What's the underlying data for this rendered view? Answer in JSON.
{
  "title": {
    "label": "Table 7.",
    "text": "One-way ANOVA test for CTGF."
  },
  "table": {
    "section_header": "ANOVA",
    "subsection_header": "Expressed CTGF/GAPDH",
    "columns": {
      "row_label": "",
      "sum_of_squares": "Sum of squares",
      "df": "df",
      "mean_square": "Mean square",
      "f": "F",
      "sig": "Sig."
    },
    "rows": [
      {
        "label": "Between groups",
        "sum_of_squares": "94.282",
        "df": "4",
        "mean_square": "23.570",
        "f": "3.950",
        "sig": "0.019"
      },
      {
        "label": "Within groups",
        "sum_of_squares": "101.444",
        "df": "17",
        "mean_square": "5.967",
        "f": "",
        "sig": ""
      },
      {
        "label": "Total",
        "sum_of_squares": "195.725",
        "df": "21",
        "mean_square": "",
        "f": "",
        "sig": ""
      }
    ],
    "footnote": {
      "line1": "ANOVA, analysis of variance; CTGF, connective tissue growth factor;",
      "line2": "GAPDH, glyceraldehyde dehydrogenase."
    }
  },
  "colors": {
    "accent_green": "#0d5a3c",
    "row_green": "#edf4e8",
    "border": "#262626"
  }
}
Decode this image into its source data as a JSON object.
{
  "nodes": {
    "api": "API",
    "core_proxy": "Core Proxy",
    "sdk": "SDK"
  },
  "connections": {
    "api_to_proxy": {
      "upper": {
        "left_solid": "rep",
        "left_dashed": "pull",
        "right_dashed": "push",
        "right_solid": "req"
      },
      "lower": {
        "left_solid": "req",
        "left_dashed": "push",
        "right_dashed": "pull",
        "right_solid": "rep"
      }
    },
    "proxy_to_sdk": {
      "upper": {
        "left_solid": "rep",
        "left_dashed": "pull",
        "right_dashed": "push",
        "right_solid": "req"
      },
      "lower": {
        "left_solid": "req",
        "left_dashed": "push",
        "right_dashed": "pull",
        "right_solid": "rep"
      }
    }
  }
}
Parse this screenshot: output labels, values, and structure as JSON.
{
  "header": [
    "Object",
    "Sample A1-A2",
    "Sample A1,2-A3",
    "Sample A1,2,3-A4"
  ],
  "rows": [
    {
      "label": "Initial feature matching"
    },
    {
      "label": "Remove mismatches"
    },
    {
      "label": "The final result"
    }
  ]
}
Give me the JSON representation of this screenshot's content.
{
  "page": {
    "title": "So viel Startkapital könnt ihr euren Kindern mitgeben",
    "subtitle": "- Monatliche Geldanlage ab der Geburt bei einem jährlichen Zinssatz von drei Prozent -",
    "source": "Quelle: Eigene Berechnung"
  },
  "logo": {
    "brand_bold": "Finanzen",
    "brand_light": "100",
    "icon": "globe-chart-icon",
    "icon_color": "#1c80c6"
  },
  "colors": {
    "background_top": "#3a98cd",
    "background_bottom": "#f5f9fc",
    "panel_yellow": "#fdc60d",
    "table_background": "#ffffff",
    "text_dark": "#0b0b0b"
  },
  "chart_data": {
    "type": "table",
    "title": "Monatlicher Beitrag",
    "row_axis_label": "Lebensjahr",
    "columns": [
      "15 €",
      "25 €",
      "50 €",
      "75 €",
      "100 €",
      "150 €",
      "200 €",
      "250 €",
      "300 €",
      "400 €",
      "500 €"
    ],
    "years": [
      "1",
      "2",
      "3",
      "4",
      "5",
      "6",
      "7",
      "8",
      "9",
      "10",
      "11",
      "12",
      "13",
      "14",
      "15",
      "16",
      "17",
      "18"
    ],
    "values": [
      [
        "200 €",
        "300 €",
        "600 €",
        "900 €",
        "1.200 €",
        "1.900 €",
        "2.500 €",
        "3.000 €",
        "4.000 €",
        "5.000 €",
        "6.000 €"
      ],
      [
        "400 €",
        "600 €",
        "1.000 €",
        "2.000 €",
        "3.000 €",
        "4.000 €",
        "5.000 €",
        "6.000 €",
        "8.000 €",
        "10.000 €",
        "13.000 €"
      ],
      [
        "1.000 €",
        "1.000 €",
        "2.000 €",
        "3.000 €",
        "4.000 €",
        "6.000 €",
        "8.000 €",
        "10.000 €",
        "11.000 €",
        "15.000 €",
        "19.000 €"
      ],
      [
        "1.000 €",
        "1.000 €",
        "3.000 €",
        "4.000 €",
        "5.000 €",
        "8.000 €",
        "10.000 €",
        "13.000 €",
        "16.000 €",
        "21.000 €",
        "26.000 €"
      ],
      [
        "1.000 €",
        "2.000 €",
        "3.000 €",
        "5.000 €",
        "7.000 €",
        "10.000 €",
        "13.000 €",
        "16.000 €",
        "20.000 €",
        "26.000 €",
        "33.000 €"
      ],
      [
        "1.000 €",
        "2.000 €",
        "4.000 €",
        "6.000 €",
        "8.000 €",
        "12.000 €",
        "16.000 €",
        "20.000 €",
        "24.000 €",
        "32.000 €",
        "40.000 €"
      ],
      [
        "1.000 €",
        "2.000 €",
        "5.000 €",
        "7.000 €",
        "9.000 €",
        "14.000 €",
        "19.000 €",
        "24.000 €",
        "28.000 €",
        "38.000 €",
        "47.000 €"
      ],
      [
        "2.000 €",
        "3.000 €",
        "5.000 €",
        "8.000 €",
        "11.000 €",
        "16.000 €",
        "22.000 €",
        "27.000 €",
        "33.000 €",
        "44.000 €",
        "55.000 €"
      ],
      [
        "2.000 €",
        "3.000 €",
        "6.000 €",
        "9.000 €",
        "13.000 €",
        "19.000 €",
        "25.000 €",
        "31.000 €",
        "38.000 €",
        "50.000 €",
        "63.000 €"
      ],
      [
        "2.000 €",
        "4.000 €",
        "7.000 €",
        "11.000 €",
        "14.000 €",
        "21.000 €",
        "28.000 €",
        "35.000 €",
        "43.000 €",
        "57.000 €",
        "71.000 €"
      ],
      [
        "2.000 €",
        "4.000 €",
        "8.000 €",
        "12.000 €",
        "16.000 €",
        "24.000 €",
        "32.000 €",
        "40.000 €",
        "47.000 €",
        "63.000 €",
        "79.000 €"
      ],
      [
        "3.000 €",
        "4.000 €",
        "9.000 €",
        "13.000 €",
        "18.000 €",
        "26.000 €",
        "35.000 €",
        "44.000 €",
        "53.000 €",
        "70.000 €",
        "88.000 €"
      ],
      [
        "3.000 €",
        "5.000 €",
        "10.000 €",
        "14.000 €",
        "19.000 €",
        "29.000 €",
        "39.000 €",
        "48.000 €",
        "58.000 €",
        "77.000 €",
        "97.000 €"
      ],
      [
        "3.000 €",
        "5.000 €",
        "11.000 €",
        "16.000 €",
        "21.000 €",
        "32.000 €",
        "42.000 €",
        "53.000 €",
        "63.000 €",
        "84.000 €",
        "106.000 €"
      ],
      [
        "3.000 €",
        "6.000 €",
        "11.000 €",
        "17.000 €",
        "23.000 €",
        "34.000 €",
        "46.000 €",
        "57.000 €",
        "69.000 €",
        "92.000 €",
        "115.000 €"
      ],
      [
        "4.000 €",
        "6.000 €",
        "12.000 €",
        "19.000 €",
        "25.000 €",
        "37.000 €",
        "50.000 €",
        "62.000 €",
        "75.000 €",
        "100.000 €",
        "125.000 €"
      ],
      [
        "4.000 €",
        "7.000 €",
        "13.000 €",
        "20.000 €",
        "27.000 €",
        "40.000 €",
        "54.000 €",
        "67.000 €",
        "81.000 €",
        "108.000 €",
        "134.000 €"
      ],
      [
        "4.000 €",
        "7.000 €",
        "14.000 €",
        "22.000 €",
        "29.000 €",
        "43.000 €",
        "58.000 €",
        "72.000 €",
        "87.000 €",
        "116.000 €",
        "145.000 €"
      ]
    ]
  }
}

____________________

* [DO THIS] Exactly as written, please output every entry.

* [FINAL RESULT]
What's the underlying data for this rendered view? Answer in JSON.
{
  "title": {
    "label": "Table 7.",
    "text": "One-way ANOVA test for CTGF."
  },
  "table": {
    "section_header": "ANOVA",
    "subsection_header": "Expressed CTGF/GAPDH",
    "columns": {
      "row_label": "",
      "sum_of_squares": "Sum of squares",
      "df": "df",
      "mean_square": "Mean square",
      "f": "F",
      "sig": "Sig."
    },
    "rows": [
      {
        "label": "Between groups",
        "sum_of_squares": "94.282",
        "df": "4",
        "mean_square": "23.570",
        "f": "3.950",
        "sig": "0.019"
      },
      {
        "label": "Within groups",
        "sum_of_squares": "101.444",
        "df": "17",
        "mean_square": "5.967",
        "f": "",
        "sig": ""
      },
      {
        "label": "Total",
        "sum_of_squares": "195.725",
        "df": "21",
        "mean_square": "",
        "f": "",
        "sig": ""
      }
    ],
    "footnote": {
      "line1": "ANOVA, analysis of variance; CTGF, connective tissue growth factor;",
      "line2": "GAPDH, glyceraldehyde dehydrogenase."
    }
  },
  "colors": {
    "accent_green": "#0d5a3c",
    "row_green": "#edf4e8",
    "border": "#262626"
  }
}
Decode this image into its source data as a JSON object.
{
  "nodes": {
    "api": "API",
    "core_proxy": "Core Proxy",
    "sdk": "SDK"
  },
  "connections": {
    "api_to_proxy": {
      "upper": {
        "left_solid": "rep",
        "left_dashed": "pull",
        "right_dashed": "push",
        "right_solid": "req"
      },
      "lower": {
        "left_solid": "req",
        "left_dashed": "push",
        "right_dashed": "pull",
        "right_solid": "rep"
      }
    },
    "proxy_to_sdk": {
      "upper": {
        "left_solid": "rep",
        "left_dashed": "pull",
        "right_dashed": "push",
        "right_solid": "req"
      },
      "lower": {
        "left_solid": "req",
        "left_dashed": "push",
        "right_dashed": "pull",
        "right_solid": "rep"
      }
    }
  }
}
Parse this screenshot: output labels, values, and structure as JSON.
{
  "header": [
    "Object",
    "Sample A1-A2",
    "Sample A1,2-A3",
    "Sample A1,2,3-A4"
  ],
  "rows": [
    {
      "label": "Initial feature matching"
    },
    {
      "label": "Remove mismatches"
    },
    {
      "label": "The final result"
    }
  ]
}
Give me the JSON representation of this screenshot's content.
{
  "page": {
    "title": "So viel Startkapital könnt ihr euren Kindern mitgeben",
    "subtitle": "- Monatliche Geldanlage ab der Geburt bei einem jährlichen Zinssatz von drei Prozent -",
    "source": "Quelle: Eigene Berechnung"
  },
  "logo": {
    "brand_bold": "Finanzen",
    "brand_light": "100",
    "icon": "globe-chart-icon",
    "icon_color": "#1c80c6"
  },
  "colors": {
    "background_top": "#3a98cd",
    "background_bottom": "#f5f9fc",
    "panel_yellow": "#fdc60d",
    "table_background": "#ffffff",
    "text_dark": "#0b0b0b"
  },
  "chart_data": {
    "type": "table",
    "title": "Monatlicher Beitrag",
    "row_axis_label": "Lebensjahr",
    "columns": [
      "15 €",
      "25 €",
      "50 €",
      "75 €",
      "100 €",
      "150 €",
      "200 €",
      "250 €",
      "300 €",
      "400 €",
      "500 €"
    ],
    "years": [
      "1",
      "2",
      "3",
      "4",
      "5",
      "6",
      "7",
      "8",
      "9",
      "10",
      "11",
      "12",
      "13",
      "14",
      "15",
      "16",
      "17",
      "18"
    ],
    "values": [
      [
        "200 €",
        "300 €",
        "600 €",
        "900 €",
        "1.200 €",
        "1.900 €",
        "2.500 €",
        "3.000 €",
        "4.000 €",
        "5.000 €",
        "6.000 €"
      ],
      [
        "400 €",
        "600 €",
        "1.000 €",
        "2.000 €",
        "3.000 €",
        "4.000 €",
        "5.000 €",
        "6.000 €",
        "8.000 €",
        "10.000 €",
        "13.000 €"
      ],
      [
        "1.000 €",
        "1.000 €",
        "2.000 €",
        "3.000 €",
        "4.000 €",
        "6.000 €",
        "8.000 €",
        "10.000 €",
        "11.000 €",
        "15.000 €",
        "19.000 €"
      ],
      [
        "1.000 €",
        "1.000 €",
        "3.000 €",
        "4.000 €",
        "5.000 €",
        "8.000 €",
        "10.000 €",
        "13.000 €",
        "16.000 €",
        "21.000 €",
        "26.000 €"
      ],
      [
        "1.000 €",
        "2.000 €",
        "3.000 €",
        "5.000 €",
        "7.000 €",
        "10.000 €",
        "13.000 €",
        "16.000 €",
        "20.000 €",
        "26.000 €",
        "33.000 €"
      ],
      [
        "1.000 €",
        "2.000 €",
        "4.000 €",
        "6.000 €",
        "8.000 €",
        "12.000 €",
        "16.000 €",
        "20.000 €",
        "24.000 €",
        "32.000 €",
        "40.000 €"
      ],
      [
        "1.000 €",
        "2.000 €",
        "5.000 €",
        "7.000 €",
        "9.000 €",
        "14.000 €",
        "19.000 €",
        "24.000 €",
        "28.000 €",
        "38.000 €",
        "47.000 €"
      ],
      [
        "2.000 €",
        "3.000 €",
        "5.000 €",
        "8.000 €",
        "11.000 €",
        "16.000 €",
        "22.000 €",
        "27.000 €",
        "33.000 €",
        "44.000 €",
        "55.000 €"
      ],
      [
        "2.000 €",
        "3.000 €",
        "6.000 €",
        "9.000 €",
        "13.000 €",
        "19.000 €",
        "25.000 €",
        "31.000 €",
        "38.000 €",
        "50.000 €",
        "63.000 €"
      ],
      [
        "2.000 €",
        "4.000 €",
        "7.000 €",
        "11.000 €",
        "14.000 €",
        "21.000 €",
        "28.000 €",
        "35.000 €",
        "43.000 €",
        "57.000 €",
        "71.000 €"
      ],
      [
        "2.000 €",
        "4.000 €",
        "8.000 €",
        "12.000 €",
        "16.000 €",
        "24.000 €",
        "32.000 €",
        "40.000 €",
        "47.000 €",
        "63.000 €",
        "79.000 €"
      ],
      [
        "3.000 €",
        "4.000 €",
        "9.000 €",
        "13.000 €",
        "18.000 €",
        "26.000 €",
        "35.000 €",
        "44.000 €",
        "53.000 €",
        "70.000 €",
        "88.000 €"
      ],
      [
        "3.000 €",
        "5.000 €",
        "10.000 €",
        "14.000 €",
        "19.000 €",
        "29.000 €",
        "39.000 €",
        "48.000 €",
        "58.000 €",
        "77.000 €",
        "97.000 €"
      ],
      [
        "3.000 €",
        "5.000 €",
        "11.000 €",
        "16.000 €",
        "21.000 €",
        "32.000 €",
        "42.000 €",
        "53.000 €",
        "63.000 €",
        "84.000 €",
        "106.000 €"
      ],
      [
        "3.000 €",
        "6.000 €",
        "11.000 €",
        "17.000 €",
        "23.000 €",
        "34.000 €",
        "46.000 €",
        "57.000 €",
        "69.000 €",
        "92.000 €",
        "115.000 €"
      ],
      [
        "4.000 €",
        "6.000 €",
        "12.000 €",
        "19.000 €",
        "25.000 €",
        "37.000 €",
        "50.000 €",
        "62.000 €",
        "75.000 €",
        "100.000 €",
        "125.000 €"
      ],
      [
        "4.000 €",
        "7.000 €",
        "13.000 €",
        "20.000 €",
        "27.000 €",
        "40.000 €",
        "54.000 €",
        "67.000 €",
        "81.000 €",
        "108.000 €",
        "134.000 €"
      ],
      [
        "4.000 €",
        "7.000 €",
        "14.000 €",
        "22.000 €",
        "29.000 €",
        "43.000 €",
        "58.000 €",
        "72.000 €",
        "87.000 €",
        "116.000 €",
        "145.000 €"
      ]
    ]
  }
}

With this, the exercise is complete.